Copy each line of the listing below exactly.

**** Dataset records ****

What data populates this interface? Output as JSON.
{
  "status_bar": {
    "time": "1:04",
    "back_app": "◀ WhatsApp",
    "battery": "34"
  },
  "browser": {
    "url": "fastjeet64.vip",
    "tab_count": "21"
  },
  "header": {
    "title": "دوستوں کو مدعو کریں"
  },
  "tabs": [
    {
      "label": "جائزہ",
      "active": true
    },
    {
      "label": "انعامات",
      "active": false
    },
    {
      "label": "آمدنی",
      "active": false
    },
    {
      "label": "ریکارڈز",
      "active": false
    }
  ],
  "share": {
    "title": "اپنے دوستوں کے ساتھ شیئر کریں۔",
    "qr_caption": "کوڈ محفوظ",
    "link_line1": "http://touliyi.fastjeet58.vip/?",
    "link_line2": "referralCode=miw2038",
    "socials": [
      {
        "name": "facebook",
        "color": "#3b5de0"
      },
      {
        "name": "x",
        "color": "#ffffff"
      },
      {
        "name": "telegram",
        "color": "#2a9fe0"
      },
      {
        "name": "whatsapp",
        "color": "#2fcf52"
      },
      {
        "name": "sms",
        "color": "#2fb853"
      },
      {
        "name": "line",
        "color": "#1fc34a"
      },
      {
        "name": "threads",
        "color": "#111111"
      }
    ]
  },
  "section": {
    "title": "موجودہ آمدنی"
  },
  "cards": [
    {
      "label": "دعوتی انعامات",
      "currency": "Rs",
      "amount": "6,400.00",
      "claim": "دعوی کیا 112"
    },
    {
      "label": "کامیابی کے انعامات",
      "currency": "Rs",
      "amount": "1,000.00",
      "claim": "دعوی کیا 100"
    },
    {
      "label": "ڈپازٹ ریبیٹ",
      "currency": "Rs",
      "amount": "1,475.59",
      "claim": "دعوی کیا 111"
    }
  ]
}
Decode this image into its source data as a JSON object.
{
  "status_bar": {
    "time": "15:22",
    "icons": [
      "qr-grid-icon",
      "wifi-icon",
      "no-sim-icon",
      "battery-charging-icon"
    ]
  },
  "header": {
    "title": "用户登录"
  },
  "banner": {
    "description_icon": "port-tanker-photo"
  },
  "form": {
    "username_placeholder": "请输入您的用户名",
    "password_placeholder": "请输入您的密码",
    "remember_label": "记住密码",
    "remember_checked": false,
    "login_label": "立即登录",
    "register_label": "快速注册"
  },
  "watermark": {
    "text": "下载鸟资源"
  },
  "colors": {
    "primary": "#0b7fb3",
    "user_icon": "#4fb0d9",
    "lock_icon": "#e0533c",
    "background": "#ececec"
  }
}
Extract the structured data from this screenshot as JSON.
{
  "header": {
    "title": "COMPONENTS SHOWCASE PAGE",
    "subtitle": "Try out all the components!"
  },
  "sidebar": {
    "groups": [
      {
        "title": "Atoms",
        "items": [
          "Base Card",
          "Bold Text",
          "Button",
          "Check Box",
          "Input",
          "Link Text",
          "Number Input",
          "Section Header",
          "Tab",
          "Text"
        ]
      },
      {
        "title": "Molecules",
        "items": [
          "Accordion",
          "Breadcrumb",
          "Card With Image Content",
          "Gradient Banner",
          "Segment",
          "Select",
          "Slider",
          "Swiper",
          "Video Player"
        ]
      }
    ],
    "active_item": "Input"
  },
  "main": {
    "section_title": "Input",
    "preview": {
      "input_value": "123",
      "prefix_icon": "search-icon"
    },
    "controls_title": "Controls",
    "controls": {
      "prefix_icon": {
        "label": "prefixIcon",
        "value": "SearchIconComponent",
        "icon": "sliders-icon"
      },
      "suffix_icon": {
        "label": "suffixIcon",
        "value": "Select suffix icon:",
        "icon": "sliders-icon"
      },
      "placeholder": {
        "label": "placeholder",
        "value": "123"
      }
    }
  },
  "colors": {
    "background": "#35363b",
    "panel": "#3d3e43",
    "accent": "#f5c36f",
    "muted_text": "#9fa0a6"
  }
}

****

» **Output for this task**:
What data populates this interface? Output as JSON.
{
  "status_bar": {
    "time": "1:04",
    "back_app": "◀ WhatsApp",
    "battery": "34"
  },
  "browser": {
    "url": "fastjeet64.vip",
    "tab_count": "21"
  },
  "header": {
    "title": "دوستوں کو مدعو کریں"
  },
  "tabs": [
    {
      "label": "جائزہ",
      "active": true
    },
    {
      "label": "انعامات",
      "active": false
    },
    {
      "label": "آمدنی",
      "active": false
    },
    {
      "label": "ریکارڈز",
      "active": false
    }
  ],
  "share": {
    "title": "اپنے دوستوں کے ساتھ شیئر کریں۔",
    "qr_caption": "کوڈ محفوظ",
    "link_line1": "http://touliyi.fastjeet58.vip/?",
    "link_line2": "referralCode=miw2038",
    "socials": [
      {
        "name": "facebook",
        "color": "#3b5de0"
      },
      {
        "name": "x",
        "color": "#ffffff"
      },
      {
        "name": "telegram",
        "color": "#2a9fe0"
      },
      {
        "name": "whatsapp",
        "color": "#2fcf52"
      },
      {
        "name": "sms",
        "color": "#2fb853"
      },
      {
        "name": "line",
        "color": "#1fc34a"
      },
      {
        "name": "threads",
        "color": "#111111"
      }
    ]
  },
  "section": {
    "title": "موجودہ آمدنی"
  },
  "cards": [
    {
      "label": "دعوتی انعامات",
      "currency": "Rs",
      "amount": "6,400.00",
      "claim": "دعوی کیا 112"
    },
    {
      "label": "کامیابی کے انعامات",
      "currency": "Rs",
      "amount": "1,000.00",
      "claim": "دعوی کیا 100"
    },
    {
      "label": "ڈپازٹ ریبیٹ",
      "currency": "Rs",
      "amount": "1,475.59",
      "claim": "دعوی کیا 111"
    }
  ]
}
Decode this image into its source data as a JSON object.
{
  "status_bar": {
    "time": "15:22",
    "icons": [
      "qr-grid-icon",
      "wifi-icon",
      "no-sim-icon",
      "battery-charging-icon"
    ]
  },
  "header": {
    "title": "用户登录"
  },
  "banner": {
    "description_icon": "port-tanker-photo"
  },
  "form": {
    "username_placeholder": "请输入您的用户名",
    "password_placeholder": "请输入您的密码",
    "remember_label": "记住密码",
    "remember_checked": false,
    "login_label": "立即登录",
    "register_label": "快速注册"
  },
  "watermark": {
    "text": "下载鸟资源"
  },
  "colors": {
    "primary": "#0b7fb3",
    "user_icon": "#4fb0d9",
    "lock_icon": "#e0533c",
    "background": "#ececec"
  }
}
Extract the structured data from this screenshot as JSON.
{
  "header": {
    "title": "COMPONENTS SHOWCASE PAGE",
    "subtitle": "Try out all the components!"
  },
  "sidebar": {
    "groups": [
      {
        "title": "Atoms",
        "items": [
          "Base Card",
          "Bold Text",
          "Button",
          "Check Box",
          "Input",
          "Link Text",
          "Number Input",
          "Section Header",
          "Tab",
          "Text"
        ]
      },
      {
        "title": "Molecules",
        "items": [
          "Accordion",
          "Breadcrumb",
          "Card With Image Content",
          "Gradient Banner",
          "Segment",
          "Select",
          "Slider",
          "Swiper",
          "Video Player"
        ]
      }
    ],
    "active_item": "Input"
  },
  "main": {
    "section_title": "Input",
    "preview": {
      "input_value": "123",
      "prefix_icon": "search-icon"
    },
    "controls_title": "Controls",
    "controls": {
      "prefix_icon": {
        "label": "prefixIcon",
        "value": "SearchIconComponent",
        "icon": "sliders-icon"
      },
      "suffix_icon": {
        "label": "suffixIcon",
        "value": "Select suffix icon:",
        "icon": "sliders-icon"
      },
      "placeholder": {
        "label": "placeholder",
        "value": "123"
      }
    }
  },
  "colors": {
    "background": "#35363b",
    "panel": "#3d3e43",
    "accent": "#f5c36f",
    "muted_text": "#9fa0a6"
  }
}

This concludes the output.